» **MATERIAL PROVIDED**:
..............................

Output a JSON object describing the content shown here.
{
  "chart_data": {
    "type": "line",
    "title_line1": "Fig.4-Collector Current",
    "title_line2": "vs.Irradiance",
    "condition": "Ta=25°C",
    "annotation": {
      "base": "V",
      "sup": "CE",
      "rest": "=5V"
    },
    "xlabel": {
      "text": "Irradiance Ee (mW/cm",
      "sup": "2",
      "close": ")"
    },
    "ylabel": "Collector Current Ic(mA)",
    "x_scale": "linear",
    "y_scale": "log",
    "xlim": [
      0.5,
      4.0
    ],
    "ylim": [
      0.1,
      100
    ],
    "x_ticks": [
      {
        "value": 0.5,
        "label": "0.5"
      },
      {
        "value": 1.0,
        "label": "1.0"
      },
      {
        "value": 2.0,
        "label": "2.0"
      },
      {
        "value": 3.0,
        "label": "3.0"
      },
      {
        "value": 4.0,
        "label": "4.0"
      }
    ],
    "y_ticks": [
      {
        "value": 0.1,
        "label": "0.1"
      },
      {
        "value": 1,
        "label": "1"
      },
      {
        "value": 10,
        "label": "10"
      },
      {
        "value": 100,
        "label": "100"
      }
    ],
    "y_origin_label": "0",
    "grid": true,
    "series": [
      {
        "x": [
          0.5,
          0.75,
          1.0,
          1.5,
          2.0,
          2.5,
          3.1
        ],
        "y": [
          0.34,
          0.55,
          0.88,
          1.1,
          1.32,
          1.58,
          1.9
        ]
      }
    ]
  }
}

..............................

» **WORK INSTRUCTIONS**: Repeat the data above exactly.

» **RIGHT ANSWER**:
Output a JSON object describing the content shown here.
{
  "chart_data": {
    "type": "line",
    "title_line1": "Fig.4-Collector Current",
    "title_line2": "vs.Irradiance",
    "condition": "Ta=25°C",
    "annotation": {
      "base": "V",
      "sup": "CE",
      "rest": "=5V"
    },
    "xlabel": {
      "text": "Irradiance Ee (mW/cm",
      "sup": "2",
      "close": ")"
    },
    "ylabel": "Collector Current Ic(mA)",
    "x_scale": "linear",
    "y_scale": "log",
    "xlim": [
      0.5,
      4.0
    ],
    "ylim": [
      0.1,
      100
    ],
    "x_ticks": [
      {
        "value": 0.5,
        "label": "0.5"
      },
      {
        "value": 1.0,
        "label": "1.0"
      },
      {
        "value": 2.0,
        "label": "2.0"
      },
      {
        "value": 3.0,
        "label": "3.0"
      },
      {
        "value": 4.0,
        "label": "4.0"
      }
    ],
    "y_ticks": [
      {
        "value": 0.1,
        "label": "0.1"
      },
      {
        "value": 1,
        "label": "1"
      },
      {
        "value": 10,
        "label": "10"
      },
      {
        "value": 100,
        "label": "100"
      }
    ],
    "y_origin_label": "0",
    "grid": true,
    "series": [
      {
        "x": [
          0.5,
          0.75,
          1.0,
          1.5,
          2.0,
          2.5,
          3.1
        ],
        "y": [
          0.34,
          0.55,
          0.88,
          1.1,
          1.32,
          1.58,
          1.9
        ]
      }
    ]
  }
}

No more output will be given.